INPUT ROWS
┄┄┄┄┄┄
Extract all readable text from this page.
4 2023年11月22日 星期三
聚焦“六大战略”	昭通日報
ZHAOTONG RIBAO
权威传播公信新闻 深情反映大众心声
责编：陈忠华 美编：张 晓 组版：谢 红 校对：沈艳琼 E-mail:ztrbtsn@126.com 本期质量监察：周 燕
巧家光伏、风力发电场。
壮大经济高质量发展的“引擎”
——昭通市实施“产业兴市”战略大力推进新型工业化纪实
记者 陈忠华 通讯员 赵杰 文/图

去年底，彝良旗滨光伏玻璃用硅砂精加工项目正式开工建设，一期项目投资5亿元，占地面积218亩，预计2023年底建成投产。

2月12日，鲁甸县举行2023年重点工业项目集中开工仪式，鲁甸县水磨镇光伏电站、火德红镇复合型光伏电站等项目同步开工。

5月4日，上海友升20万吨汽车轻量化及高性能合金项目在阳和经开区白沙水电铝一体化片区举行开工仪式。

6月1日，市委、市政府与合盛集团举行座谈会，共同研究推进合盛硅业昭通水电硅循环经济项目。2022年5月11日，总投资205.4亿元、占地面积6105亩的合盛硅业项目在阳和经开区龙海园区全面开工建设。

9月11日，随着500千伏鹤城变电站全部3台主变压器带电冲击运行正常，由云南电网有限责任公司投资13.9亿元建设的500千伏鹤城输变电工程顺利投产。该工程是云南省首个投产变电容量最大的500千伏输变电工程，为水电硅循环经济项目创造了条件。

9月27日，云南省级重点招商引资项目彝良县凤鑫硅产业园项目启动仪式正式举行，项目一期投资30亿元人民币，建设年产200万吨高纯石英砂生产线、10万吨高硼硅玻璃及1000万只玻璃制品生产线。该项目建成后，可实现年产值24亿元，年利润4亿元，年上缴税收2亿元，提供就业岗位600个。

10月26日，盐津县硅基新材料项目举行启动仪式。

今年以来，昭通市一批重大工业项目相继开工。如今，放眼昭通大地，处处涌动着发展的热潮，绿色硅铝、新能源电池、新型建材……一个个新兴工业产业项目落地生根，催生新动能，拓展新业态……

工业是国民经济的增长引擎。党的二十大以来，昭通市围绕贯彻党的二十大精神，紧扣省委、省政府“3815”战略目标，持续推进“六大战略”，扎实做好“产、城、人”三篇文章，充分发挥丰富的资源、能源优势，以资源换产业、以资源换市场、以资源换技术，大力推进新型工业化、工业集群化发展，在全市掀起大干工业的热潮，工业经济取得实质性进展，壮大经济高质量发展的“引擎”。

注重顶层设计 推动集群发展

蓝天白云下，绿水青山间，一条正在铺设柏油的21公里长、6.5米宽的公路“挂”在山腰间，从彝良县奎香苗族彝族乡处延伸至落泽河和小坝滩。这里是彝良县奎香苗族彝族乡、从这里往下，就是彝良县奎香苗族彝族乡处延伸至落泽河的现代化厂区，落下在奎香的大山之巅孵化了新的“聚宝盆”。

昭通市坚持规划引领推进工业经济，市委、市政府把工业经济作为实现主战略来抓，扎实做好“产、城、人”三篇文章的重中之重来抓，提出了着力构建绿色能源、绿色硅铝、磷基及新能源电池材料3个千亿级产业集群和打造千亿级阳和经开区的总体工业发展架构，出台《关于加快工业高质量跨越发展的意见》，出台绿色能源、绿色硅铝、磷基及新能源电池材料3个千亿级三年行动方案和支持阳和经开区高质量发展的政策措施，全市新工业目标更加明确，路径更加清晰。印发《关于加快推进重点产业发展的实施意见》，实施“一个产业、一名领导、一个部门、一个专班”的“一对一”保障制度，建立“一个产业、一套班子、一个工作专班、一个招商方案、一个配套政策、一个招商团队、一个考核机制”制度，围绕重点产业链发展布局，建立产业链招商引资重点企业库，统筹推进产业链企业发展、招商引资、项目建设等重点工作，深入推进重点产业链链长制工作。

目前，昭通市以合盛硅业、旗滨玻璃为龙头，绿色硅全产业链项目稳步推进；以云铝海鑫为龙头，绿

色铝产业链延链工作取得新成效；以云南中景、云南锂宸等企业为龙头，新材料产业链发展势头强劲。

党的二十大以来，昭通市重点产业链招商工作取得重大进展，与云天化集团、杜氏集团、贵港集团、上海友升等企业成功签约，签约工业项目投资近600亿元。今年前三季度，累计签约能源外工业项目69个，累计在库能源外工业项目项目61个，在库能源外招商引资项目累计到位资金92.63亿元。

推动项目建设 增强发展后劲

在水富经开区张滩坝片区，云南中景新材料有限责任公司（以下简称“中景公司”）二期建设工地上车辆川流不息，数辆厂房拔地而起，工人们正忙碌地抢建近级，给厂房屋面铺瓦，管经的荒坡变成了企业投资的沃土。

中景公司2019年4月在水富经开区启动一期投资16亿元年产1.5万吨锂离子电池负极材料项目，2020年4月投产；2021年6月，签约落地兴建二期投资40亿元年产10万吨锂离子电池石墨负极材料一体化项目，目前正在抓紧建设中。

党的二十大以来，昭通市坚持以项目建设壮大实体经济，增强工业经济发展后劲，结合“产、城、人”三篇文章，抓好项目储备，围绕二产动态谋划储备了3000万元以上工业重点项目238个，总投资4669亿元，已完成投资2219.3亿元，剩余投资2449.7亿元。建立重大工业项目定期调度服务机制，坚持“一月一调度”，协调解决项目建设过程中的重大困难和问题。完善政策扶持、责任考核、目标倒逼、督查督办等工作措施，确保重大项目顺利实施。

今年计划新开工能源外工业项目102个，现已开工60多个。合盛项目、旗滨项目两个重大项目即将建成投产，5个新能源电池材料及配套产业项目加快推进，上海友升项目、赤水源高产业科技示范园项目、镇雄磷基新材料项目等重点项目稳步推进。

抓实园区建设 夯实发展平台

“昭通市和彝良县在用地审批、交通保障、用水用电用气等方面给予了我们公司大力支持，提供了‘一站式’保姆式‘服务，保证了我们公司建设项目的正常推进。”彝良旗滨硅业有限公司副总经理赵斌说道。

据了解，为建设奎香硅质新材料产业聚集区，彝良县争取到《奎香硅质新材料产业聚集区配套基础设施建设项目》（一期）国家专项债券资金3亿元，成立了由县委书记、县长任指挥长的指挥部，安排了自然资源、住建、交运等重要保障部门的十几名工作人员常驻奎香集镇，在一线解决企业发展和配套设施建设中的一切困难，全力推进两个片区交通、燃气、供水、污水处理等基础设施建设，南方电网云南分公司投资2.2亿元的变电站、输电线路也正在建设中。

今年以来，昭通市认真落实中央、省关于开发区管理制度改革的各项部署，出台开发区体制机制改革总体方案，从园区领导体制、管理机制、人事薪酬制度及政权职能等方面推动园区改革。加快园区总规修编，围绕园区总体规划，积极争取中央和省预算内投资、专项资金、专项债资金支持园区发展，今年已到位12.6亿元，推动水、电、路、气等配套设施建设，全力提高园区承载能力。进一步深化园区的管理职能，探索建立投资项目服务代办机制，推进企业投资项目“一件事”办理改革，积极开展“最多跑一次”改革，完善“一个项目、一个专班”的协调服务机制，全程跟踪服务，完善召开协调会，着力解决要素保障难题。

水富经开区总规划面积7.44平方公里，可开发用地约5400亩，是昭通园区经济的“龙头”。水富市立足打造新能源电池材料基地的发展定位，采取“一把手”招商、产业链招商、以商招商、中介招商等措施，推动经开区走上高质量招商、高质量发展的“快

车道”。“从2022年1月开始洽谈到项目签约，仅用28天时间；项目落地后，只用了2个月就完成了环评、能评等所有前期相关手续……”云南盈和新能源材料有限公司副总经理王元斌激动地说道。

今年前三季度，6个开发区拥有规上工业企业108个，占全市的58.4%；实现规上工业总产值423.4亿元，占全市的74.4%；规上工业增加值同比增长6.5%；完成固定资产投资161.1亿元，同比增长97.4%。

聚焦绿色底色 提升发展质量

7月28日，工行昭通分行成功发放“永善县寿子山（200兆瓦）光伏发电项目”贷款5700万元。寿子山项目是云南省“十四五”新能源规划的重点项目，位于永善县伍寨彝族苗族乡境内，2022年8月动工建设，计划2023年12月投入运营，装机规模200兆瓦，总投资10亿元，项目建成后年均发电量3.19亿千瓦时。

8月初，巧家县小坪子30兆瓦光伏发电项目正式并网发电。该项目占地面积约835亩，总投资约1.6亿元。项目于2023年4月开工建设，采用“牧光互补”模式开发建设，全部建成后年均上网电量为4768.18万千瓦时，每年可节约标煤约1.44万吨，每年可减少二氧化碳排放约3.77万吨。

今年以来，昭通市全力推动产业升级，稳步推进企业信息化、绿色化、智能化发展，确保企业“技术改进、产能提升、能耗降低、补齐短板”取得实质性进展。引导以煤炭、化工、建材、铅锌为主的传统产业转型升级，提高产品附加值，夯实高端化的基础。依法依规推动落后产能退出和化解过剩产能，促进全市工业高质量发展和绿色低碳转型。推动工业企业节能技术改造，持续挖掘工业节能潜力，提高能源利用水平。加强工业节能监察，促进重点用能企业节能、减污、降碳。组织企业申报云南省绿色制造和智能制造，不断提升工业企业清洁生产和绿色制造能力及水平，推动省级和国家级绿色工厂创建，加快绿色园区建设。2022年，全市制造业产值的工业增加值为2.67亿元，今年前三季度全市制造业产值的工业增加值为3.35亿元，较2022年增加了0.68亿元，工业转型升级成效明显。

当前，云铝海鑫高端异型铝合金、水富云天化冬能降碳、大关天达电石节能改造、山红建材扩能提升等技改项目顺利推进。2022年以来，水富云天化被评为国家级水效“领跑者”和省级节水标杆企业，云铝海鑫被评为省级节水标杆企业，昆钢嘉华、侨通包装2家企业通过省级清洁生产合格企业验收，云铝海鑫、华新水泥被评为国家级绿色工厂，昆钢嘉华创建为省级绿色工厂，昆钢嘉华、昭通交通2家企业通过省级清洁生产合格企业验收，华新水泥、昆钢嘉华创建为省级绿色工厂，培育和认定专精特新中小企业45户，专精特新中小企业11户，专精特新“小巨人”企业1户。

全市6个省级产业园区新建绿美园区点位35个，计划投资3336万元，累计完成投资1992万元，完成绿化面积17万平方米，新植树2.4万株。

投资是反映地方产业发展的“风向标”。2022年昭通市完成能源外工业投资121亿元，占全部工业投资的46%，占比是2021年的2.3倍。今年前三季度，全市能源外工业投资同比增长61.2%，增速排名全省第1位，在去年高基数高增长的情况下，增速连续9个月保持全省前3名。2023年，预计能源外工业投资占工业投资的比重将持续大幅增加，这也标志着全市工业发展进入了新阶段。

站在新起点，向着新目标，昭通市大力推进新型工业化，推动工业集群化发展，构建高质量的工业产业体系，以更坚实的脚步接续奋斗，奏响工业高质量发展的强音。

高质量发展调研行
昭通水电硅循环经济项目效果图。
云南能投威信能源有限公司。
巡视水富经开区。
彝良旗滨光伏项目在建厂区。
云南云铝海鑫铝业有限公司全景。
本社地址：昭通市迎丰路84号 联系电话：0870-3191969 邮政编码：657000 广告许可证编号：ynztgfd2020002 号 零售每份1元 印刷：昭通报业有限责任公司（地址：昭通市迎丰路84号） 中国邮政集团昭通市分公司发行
┄┄┄┄┄┄
WHAT YOU NEED TO DO
Find each line in the records holding the string "一个专班" and show it.

TASK ANSWER
昭通市坚持规划引领推进工业经济，市委、市政府把工业经济作为实现主战略来抓，扎实做好“产、城、人”三篇文章的重中之重来抓，提出了着力构建绿色能源、绿色硅铝、磷基及新能源电池材料3个千亿级产业集群和打造千亿级阳和经开区的总体工业发展架构，出台《关于加快工业高质量跨越发展的意见》，出台绿色能源、绿色硅铝、磷基及新能源电池材料3个千亿级三年行动方案和支持阳和经开区高质量发展的政策措施，全市新工业目标更加明确，路径更加清晰。印发《关于加快推进重点产业发展的实施意见》，实施“一个产业、一名领导、一个部门、一个专班”的“一对一”保障制度，建立“一个产业、一套班子、一个工作专班、一个招商方案、一个配套政策、一个招商团队、一个考核机制”制度，围绕重点产业链发展布局，建立产业链招商引资重点企业库，统筹推进产业链企业发展、招商引资、项目建设等重点工作，深入推进重点产业链链长制工作。
今年以来，昭通市认真落实中央、省关于开发区管理制度改革的各项部署，出台开发区体制机制改革总体方案，从园区领导体制、管理机制、人事薪酬制度及政权职能等方面推动园区改革。加快园区总规修编，围绕园区总体规划，积极争取中央和省预算内投资、专项资金、专项债资金支持园区发展，今年已到位12.6亿元，推动水、电、路、气等配套设施建设，全力提高园区承载能力。进一步深化园区的管理职能，探索建立投资项目服务代办机制，推进企业投资项目“一件事”办理改革，积极开展“最多跑一次”改革，完善“一个项目、一个专班”的协调服务机制，全程跟踪服务，完善召开协调会，着力解决要素保障难题。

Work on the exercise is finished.